Search the data below for the word "icon" and copy each line that holds it.

[START Materials provided]

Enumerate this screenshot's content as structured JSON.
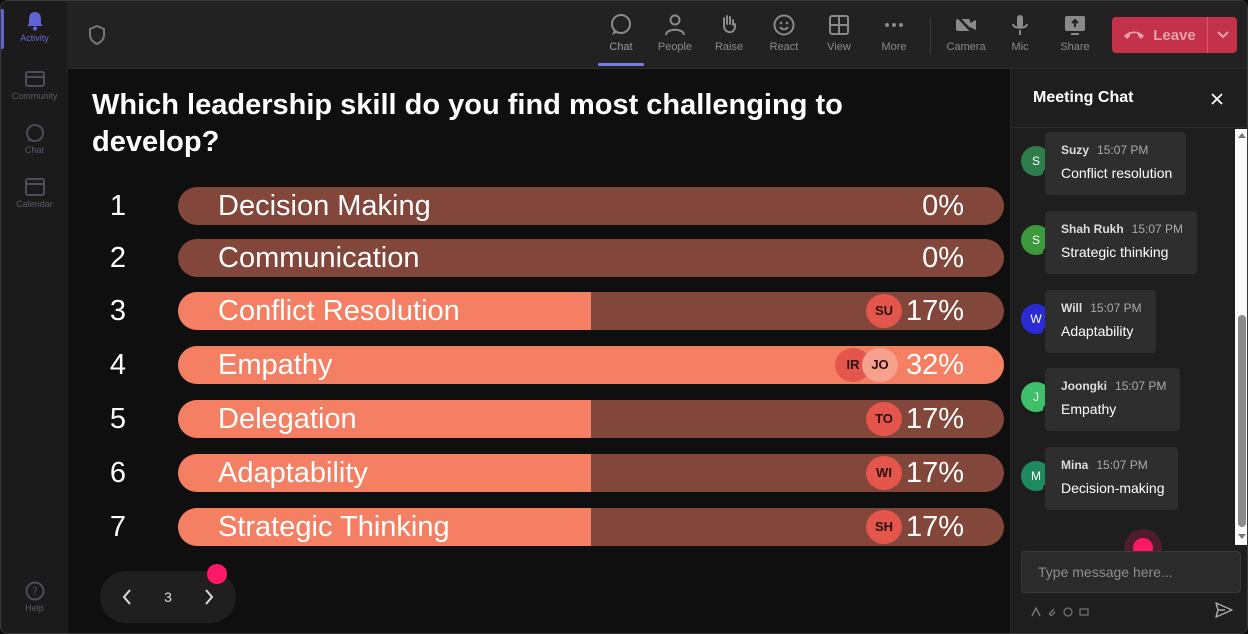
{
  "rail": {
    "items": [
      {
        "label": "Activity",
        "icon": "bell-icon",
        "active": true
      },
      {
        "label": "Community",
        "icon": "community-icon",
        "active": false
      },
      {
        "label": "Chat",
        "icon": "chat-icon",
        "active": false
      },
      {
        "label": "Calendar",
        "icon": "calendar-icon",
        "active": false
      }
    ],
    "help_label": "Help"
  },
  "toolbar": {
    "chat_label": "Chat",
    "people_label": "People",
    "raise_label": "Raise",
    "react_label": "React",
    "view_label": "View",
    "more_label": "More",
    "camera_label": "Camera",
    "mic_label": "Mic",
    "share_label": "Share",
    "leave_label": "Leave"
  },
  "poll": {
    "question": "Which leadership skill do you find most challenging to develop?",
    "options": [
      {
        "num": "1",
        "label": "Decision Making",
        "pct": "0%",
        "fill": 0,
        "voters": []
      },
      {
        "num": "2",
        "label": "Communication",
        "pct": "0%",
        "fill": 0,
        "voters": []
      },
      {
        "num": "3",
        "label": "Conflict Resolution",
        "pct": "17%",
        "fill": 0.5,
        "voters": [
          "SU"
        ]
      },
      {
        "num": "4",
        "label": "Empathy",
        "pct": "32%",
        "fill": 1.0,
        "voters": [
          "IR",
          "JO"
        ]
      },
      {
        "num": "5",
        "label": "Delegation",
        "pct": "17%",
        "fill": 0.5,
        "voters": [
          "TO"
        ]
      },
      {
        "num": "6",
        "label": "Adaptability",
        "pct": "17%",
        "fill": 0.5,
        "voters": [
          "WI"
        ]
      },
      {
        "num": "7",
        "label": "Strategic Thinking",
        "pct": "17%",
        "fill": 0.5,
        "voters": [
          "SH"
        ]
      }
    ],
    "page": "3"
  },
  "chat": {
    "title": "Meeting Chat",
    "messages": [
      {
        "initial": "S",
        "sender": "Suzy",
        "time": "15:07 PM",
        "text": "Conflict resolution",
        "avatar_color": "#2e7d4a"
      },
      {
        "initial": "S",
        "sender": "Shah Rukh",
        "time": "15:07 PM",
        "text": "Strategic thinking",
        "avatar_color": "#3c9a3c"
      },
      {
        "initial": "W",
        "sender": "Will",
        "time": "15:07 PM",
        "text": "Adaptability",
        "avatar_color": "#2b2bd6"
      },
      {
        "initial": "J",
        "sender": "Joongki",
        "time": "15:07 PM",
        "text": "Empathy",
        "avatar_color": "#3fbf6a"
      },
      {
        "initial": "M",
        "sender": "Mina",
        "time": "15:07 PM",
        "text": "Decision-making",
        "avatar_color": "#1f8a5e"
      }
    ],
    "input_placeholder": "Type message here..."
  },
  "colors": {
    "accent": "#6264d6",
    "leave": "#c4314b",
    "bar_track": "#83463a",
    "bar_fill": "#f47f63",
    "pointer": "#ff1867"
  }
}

[END Materials provided]
[START Materials provided]

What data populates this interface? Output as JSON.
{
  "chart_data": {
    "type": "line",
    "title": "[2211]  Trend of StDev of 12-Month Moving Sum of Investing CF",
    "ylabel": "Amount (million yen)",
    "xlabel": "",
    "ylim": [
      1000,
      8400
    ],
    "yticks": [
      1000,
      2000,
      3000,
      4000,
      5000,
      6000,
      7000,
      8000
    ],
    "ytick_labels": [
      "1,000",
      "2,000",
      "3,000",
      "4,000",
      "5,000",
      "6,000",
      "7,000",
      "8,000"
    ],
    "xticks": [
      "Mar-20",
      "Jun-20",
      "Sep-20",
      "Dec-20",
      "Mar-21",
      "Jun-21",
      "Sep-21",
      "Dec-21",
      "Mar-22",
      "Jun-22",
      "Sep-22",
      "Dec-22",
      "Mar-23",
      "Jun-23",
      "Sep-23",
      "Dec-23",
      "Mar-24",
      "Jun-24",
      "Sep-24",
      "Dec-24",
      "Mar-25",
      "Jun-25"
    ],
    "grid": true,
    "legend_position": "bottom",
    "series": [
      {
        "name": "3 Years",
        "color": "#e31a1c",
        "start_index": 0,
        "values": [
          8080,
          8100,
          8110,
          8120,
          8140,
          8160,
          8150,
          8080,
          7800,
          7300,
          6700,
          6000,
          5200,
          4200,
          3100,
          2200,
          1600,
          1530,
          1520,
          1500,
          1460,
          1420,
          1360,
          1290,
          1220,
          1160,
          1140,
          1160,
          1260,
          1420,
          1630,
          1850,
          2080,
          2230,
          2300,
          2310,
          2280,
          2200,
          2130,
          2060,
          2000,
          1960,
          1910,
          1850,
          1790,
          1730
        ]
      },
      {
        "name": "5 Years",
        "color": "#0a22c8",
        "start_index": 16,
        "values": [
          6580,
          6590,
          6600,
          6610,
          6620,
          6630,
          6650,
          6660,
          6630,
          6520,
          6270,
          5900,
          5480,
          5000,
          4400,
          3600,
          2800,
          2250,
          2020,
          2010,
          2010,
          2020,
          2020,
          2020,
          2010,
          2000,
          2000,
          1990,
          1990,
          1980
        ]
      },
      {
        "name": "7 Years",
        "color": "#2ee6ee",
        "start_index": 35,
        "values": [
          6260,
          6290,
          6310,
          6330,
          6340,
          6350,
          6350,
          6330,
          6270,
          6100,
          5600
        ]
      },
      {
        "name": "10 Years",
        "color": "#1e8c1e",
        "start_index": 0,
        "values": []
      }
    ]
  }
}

[END Materials provided]
[START Materials provided]

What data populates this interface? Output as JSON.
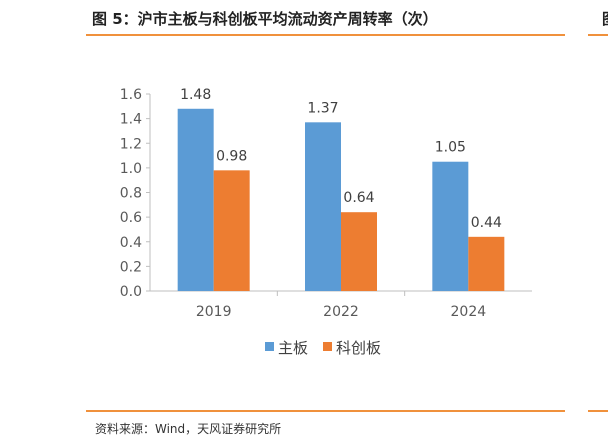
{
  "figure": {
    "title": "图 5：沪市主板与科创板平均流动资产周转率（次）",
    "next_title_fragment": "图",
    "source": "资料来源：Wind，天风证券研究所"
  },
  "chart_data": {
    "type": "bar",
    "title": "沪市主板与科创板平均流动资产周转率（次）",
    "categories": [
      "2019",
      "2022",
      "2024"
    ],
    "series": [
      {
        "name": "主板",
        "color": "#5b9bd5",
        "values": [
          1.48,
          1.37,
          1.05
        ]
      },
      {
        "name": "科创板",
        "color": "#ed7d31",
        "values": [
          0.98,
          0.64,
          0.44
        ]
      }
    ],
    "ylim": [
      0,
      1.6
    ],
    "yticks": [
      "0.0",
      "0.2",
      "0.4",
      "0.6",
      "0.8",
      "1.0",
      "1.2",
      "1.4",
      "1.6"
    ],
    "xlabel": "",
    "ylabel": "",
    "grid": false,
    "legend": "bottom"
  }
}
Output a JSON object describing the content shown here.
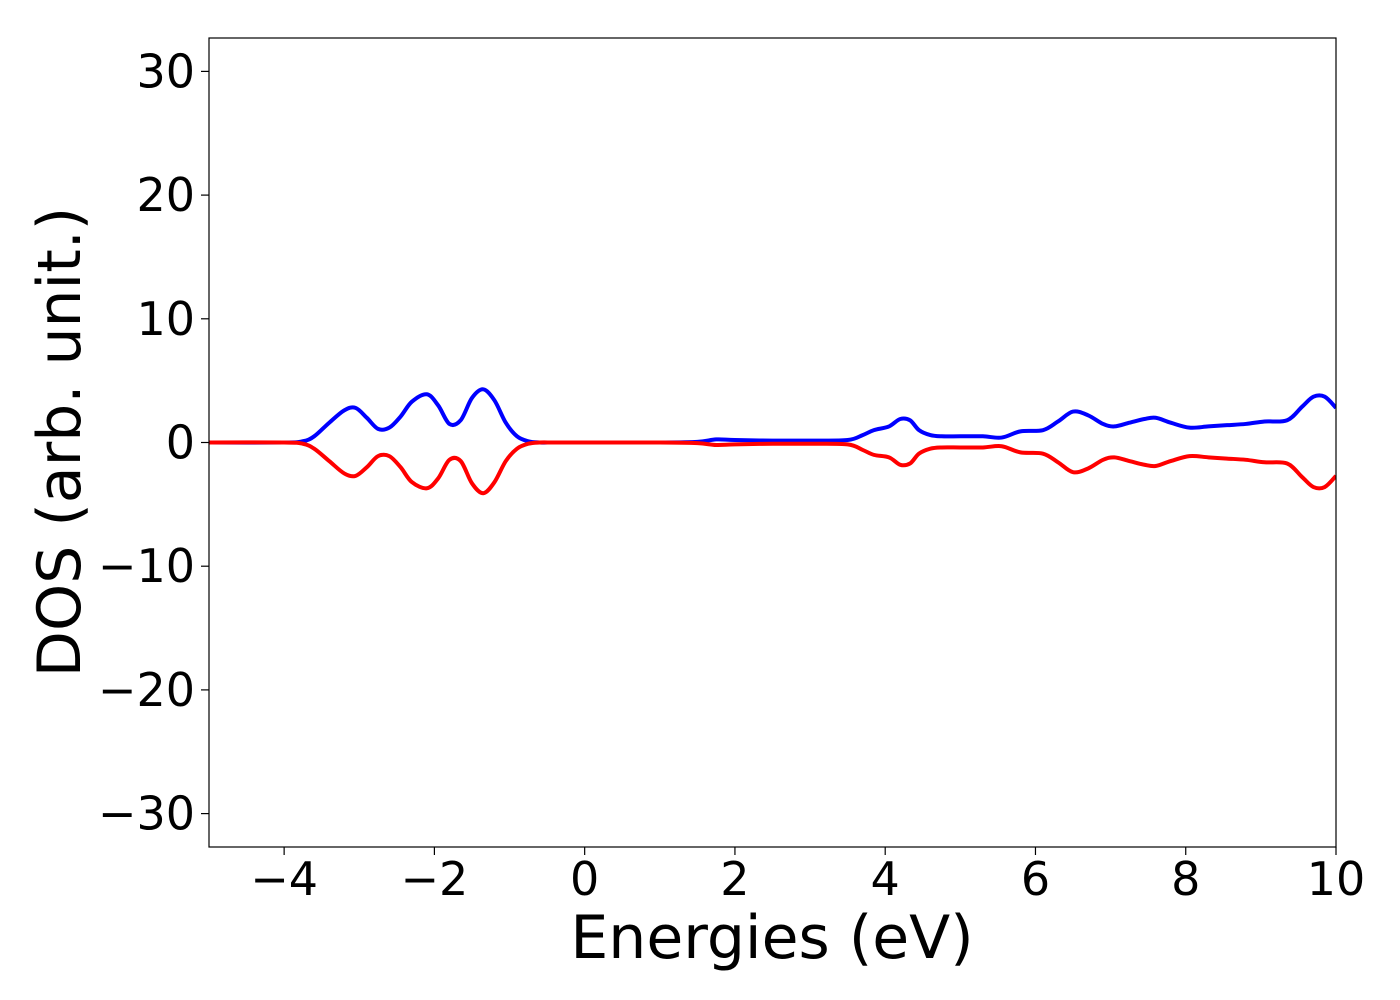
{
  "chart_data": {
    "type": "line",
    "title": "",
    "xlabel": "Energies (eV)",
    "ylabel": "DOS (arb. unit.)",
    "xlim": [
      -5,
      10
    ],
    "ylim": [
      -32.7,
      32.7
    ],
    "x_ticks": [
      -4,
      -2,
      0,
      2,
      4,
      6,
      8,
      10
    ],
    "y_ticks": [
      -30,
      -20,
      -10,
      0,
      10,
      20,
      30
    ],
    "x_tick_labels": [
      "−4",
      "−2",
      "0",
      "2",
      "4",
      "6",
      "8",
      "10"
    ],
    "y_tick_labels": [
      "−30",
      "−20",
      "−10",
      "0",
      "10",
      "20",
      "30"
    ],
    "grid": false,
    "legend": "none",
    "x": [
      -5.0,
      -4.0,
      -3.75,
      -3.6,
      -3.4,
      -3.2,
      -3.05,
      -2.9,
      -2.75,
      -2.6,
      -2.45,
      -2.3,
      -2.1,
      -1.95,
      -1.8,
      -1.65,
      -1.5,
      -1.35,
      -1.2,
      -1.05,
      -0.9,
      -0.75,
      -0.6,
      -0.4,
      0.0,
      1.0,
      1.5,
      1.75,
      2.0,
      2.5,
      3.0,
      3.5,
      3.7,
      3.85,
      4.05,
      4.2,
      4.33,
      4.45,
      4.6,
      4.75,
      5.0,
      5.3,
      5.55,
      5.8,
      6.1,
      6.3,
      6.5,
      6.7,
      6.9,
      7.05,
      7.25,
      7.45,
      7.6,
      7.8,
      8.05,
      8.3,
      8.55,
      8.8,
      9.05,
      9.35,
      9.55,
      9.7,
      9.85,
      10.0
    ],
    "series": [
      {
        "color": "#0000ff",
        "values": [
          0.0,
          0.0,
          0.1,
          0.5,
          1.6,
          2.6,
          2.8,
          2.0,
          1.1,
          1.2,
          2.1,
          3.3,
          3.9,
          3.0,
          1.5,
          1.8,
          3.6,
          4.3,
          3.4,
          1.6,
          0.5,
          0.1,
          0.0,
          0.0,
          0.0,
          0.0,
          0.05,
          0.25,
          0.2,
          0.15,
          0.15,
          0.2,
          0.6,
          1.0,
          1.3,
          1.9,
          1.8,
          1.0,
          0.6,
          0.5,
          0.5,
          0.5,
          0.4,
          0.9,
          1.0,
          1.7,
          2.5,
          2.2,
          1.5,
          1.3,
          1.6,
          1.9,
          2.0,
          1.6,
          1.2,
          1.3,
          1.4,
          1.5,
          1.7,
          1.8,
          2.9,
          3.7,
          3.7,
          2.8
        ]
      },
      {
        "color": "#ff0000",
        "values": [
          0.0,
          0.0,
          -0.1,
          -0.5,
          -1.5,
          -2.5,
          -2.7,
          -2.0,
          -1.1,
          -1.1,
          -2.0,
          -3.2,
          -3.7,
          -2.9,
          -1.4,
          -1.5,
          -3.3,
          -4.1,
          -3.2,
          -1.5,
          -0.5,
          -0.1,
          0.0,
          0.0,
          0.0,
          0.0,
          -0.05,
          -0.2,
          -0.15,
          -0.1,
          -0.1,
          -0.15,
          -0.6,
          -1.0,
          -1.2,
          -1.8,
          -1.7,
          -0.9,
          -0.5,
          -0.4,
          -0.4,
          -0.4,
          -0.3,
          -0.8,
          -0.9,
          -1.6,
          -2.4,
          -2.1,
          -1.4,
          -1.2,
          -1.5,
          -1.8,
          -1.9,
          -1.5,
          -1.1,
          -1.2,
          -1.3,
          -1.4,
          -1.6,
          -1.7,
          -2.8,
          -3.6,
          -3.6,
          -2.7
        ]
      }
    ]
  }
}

[END Materials provided]

Answer to the task ::
        "icon": "bell-icon",
        "icon": "community-icon",
        "icon": "chat-icon",
        "icon": "calendar-icon",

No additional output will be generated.